WHAT IS EXPECTED: Make an exact copy of all the records.

= = = =

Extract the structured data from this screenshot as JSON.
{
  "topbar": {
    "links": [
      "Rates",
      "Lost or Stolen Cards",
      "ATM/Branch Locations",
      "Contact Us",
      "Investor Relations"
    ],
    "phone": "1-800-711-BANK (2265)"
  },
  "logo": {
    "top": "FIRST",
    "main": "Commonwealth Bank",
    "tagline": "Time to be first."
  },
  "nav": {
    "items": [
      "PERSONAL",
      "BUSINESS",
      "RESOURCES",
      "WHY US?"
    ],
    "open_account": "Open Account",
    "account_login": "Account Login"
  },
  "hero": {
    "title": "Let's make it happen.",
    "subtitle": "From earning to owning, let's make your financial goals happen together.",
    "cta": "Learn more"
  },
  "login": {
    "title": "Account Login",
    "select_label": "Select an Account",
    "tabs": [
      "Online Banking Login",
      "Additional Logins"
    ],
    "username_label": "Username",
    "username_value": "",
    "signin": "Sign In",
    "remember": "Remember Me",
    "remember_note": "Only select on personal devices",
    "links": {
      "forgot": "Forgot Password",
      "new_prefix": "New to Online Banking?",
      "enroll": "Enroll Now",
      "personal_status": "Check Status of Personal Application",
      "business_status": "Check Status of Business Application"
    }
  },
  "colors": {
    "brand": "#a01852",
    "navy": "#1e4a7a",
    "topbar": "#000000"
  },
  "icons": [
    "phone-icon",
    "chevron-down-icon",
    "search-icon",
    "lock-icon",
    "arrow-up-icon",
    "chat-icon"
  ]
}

= = = =

WORKED ANSWER:
Extract the structured data from this screenshot as JSON.
{
  "topbar": {
    "links": [
      "Rates",
      "Lost or Stolen Cards",
      "ATM/Branch Locations",
      "Contact Us",
      "Investor Relations"
    ],
    "phone": "1-800-711-BANK (2265)"
  },
  "logo": {
    "top": "FIRST",
    "main": "Commonwealth Bank",
    "tagline": "Time to be first."
  },
  "nav": {
    "items": [
      "PERSONAL",
      "BUSINESS",
      "RESOURCES",
      "WHY US?"
    ],
    "open_account": "Open Account",
    "account_login": "Account Login"
  },
  "hero": {
    "title": "Let's make it happen.",
    "subtitle": "From earning to owning, let's make your financial goals happen together.",
    "cta": "Learn more"
  },
  "login": {
    "title": "Account Login",
    "select_label": "Select an Account",
    "tabs": [
      "Online Banking Login",
      "Additional Logins"
    ],
    "username_label": "Username",
    "username_value": "",
    "signin": "Sign In",
    "remember": "Remember Me",
    "remember_note": "Only select on personal devices",
    "links": {
      "forgot": "Forgot Password",
      "new_prefix": "New to Online Banking?",
      "enroll": "Enroll Now",
      "personal_status": "Check Status of Personal Application",
      "business_status": "Check Status of Business Application"
    }
  },
  "colors": {
    "brand": "#a01852",
    "navy": "#1e4a7a",
    "topbar": "#000000"
  },
  "icons": [
    "phone-icon",
    "chevron-down-icon",
    "search-icon",
    "lock-icon",
    "arrow-up-icon",
    "chat-icon"
  ]
}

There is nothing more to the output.